▸ **Task goal**
Take the material below and write it all out again exactly.

▸ **Saved entries**
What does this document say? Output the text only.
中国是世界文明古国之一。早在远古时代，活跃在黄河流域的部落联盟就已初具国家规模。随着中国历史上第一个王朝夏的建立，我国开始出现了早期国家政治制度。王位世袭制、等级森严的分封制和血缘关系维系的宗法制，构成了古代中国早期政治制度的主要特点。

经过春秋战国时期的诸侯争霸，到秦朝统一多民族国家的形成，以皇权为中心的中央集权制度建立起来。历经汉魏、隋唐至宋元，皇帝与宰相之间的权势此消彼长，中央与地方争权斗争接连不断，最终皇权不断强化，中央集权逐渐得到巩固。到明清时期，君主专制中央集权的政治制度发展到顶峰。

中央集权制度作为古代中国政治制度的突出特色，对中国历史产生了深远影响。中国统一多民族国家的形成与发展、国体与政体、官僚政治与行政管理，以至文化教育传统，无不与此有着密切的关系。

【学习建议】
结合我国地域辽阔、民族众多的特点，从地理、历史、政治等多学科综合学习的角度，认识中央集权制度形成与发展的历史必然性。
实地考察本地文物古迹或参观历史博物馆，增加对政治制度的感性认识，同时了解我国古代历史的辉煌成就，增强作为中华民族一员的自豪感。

▸ **Exercise output**
What does this document say? Output the text only.
中国是世界文明古国之一。早在远古时代，活跃在黄河流域的部落联盟就已初具国家规模。随着中国历史上第一个王朝夏的建立，我国开始出现了早期国家政治制度。王位世袭制、等级森严的分封制和血缘关系维系的宗法制，构成了古代中国早期政治制度的主要特点。

经过春秋战国时期的诸侯争霸，到秦朝统一多民族国家的形成，以皇权为中心的中央集权制度建立起来。历经汉魏、隋唐至宋元，皇帝与宰相之间的权势此消彼长，中央与地方争权斗争接连不断，最终皇权不断强化，中央集权逐渐得到巩固。到明清时期，君主专制中央集权的政治制度发展到顶峰。

中央集权制度作为古代中国政治制度的突出特色，对中国历史产生了深远影响。中国统一多民族国家的形成与发展、国体与政体、官僚政治与行政管理，以至文化教育传统，无不与此有着密切的关系。

【学习建议】
结合我国地域辽阔、民族众多的特点，从地理、历史、政治等多学科综合学习的角度，认识中央集权制度形成与发展的历史必然性。
实地考察本地文物古迹或参观历史博物馆，增加对政治制度的感性认识，同时了解我国古代历史的辉煌成就，增强作为中华民族一员的自豪感。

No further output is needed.